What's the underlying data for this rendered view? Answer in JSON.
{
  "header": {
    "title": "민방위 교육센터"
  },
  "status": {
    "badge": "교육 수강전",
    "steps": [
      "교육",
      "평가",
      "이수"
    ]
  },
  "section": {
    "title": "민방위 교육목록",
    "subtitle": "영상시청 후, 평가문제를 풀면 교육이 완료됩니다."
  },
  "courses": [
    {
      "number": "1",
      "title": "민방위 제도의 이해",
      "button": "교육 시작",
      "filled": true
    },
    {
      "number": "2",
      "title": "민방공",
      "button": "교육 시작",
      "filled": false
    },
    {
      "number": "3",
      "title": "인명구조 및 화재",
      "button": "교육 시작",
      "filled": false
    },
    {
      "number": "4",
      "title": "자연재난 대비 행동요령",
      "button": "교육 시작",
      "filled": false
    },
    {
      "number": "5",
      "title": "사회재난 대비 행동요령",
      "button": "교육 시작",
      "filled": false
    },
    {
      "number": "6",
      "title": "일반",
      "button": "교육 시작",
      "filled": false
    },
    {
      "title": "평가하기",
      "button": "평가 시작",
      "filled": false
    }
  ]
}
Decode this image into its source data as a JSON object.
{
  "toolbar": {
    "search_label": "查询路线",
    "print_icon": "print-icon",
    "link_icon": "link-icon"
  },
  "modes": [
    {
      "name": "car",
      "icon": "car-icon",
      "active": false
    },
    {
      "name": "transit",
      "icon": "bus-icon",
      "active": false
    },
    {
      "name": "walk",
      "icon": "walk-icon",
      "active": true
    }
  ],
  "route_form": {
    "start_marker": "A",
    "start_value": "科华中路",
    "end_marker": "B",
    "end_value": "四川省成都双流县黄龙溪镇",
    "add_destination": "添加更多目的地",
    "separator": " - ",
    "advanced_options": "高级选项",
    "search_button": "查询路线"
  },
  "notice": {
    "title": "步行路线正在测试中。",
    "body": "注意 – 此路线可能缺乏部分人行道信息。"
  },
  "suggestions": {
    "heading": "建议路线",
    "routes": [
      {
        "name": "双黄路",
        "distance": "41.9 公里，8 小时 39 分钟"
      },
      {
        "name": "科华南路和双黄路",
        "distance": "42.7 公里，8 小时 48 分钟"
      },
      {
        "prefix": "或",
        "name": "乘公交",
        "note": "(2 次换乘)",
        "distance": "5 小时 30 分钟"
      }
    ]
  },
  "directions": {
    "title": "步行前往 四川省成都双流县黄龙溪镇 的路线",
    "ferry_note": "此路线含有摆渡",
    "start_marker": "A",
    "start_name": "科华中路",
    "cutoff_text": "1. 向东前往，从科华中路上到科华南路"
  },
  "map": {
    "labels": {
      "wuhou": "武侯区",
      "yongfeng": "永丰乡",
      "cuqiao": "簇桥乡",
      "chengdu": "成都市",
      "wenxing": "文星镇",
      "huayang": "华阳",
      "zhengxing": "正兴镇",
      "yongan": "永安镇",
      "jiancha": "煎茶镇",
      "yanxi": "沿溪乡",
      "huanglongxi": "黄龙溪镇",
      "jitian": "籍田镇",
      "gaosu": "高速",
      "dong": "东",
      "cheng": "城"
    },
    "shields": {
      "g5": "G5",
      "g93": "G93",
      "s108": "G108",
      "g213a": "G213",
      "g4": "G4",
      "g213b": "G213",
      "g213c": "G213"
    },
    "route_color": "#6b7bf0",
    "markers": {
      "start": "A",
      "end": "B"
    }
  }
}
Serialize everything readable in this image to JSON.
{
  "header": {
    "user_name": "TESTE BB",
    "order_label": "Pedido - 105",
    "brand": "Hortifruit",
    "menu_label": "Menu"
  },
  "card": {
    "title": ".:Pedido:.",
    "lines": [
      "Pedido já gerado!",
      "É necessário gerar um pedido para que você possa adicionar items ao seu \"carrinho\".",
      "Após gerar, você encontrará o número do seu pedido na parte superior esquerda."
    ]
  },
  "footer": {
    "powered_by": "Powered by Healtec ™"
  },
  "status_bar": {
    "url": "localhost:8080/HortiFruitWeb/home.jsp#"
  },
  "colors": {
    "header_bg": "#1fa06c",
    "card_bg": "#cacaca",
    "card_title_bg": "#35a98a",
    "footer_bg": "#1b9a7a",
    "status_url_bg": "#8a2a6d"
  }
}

----------------

Requirement: Quote each line of the data above exactly as written.

Response to this task:
What's the underlying data for this rendered view? Answer in JSON.
{
  "header": {
    "title": "민방위 교육센터"
  },
  "status": {
    "badge": "교육 수강전",
    "steps": [
      "교육",
      "평가",
      "이수"
    ]
  },
  "section": {
    "title": "민방위 교육목록",
    "subtitle": "영상시청 후, 평가문제를 풀면 교육이 완료됩니다."
  },
  "courses": [
    {
      "number": "1",
      "title": "민방위 제도의 이해",
      "button": "교육 시작",
      "filled": true
    },
    {
      "number": "2",
      "title": "민방공",
      "button": "교육 시작",
      "filled": false
    },
    {
      "number": "3",
      "title": "인명구조 및 화재",
      "button": "교육 시작",
      "filled": false
    },
    {
      "number": "4",
      "title": "자연재난 대비 행동요령",
      "button": "교육 시작",
      "filled": false
    },
    {
      "number": "5",
      "title": "사회재난 대비 행동요령",
      "button": "교육 시작",
      "filled": false
    },
    {
      "number": "6",
      "title": "일반",
      "button": "교육 시작",
      "filled": false
    },
    {
      "title": "평가하기",
      "button": "평가 시작",
      "filled": false
    }
  ]
}
Decode this image into its source data as a JSON object.
{
  "toolbar": {
    "search_label": "查询路线",
    "print_icon": "print-icon",
    "link_icon": "link-icon"
  },
  "modes": [
    {
      "name": "car",
      "icon": "car-icon",
      "active": false
    },
    {
      "name": "transit",
      "icon": "bus-icon",
      "active": false
    },
    {
      "name": "walk",
      "icon": "walk-icon",
      "active": true
    }
  ],
  "route_form": {
    "start_marker": "A",
    "start_value": "科华中路",
    "end_marker": "B",
    "end_value": "四川省成都双流县黄龙溪镇",
    "add_destination": "添加更多目的地",
    "separator": " - ",
    "advanced_options": "高级选项",
    "search_button": "查询路线"
  },
  "notice": {
    "title": "步行路线正在测试中。",
    "body": "注意 – 此路线可能缺乏部分人行道信息。"
  },
  "suggestions": {
    "heading": "建议路线",
    "routes": [
      {
        "name": "双黄路",
        "distance": "41.9 公里，8 小时 39 分钟"
      },
      {
        "name": "科华南路和双黄路",
        "distance": "42.7 公里，8 小时 48 分钟"
      },
      {
        "prefix": "或",
        "name": "乘公交",
        "note": "(2 次换乘)",
        "distance": "5 小时 30 分钟"
      }
    ]
  },
  "directions": {
    "title": "步行前往 四川省成都双流县黄龙溪镇 的路线",
    "ferry_note": "此路线含有摆渡",
    "start_marker": "A",
    "start_name": "科华中路",
    "cutoff_text": "1. 向东前往，从科华中路上到科华南路"
  },
  "map": {
    "labels": {
      "wuhou": "武侯区",
      "yongfeng": "永丰乡",
      "cuqiao": "簇桥乡",
      "chengdu": "成都市",
      "wenxing": "文星镇",
      "huayang": "华阳",
      "zhengxing": "正兴镇",
      "yongan": "永安镇",
      "jiancha": "煎茶镇",
      "yanxi": "沿溪乡",
      "huanglongxi": "黄龙溪镇",
      "jitian": "籍田镇",
      "gaosu": "高速",
      "dong": "东",
      "cheng": "城"
    },
    "shields": {
      "g5": "G5",
      "g93": "G93",
      "s108": "G108",
      "g213a": "G213",
      "g4": "G4",
      "g213b": "G213",
      "g213c": "G213"
    },
    "route_color": "#6b7bf0",
    "markers": {
      "start": "A",
      "end": "B"
    }
  }
}
Serialize everything readable in this image to JSON.
{
  "header": {
    "user_name": "TESTE BB",
    "order_label": "Pedido - 105",
    "brand": "Hortifruit",
    "menu_label": "Menu"
  },
  "card": {
    "title": ".:Pedido:.",
    "lines": [
      "Pedido já gerado!",
      "É necessário gerar um pedido para que você possa adicionar items ao seu \"carrinho\".",
      "Após gerar, você encontrará o número do seu pedido na parte superior esquerda."
    ]
  },
  "footer": {
    "powered_by": "Powered by Healtec ™"
  },
  "status_bar": {
    "url": "localhost:8080/HortiFruitWeb/home.jsp#"
  },
  "colors": {
    "header_bg": "#1fa06c",
    "card_bg": "#cacaca",
    "card_title_bg": "#35a98a",
    "footer_bg": "#1b9a7a",
    "status_url_bg": "#8a2a6d"
  }
}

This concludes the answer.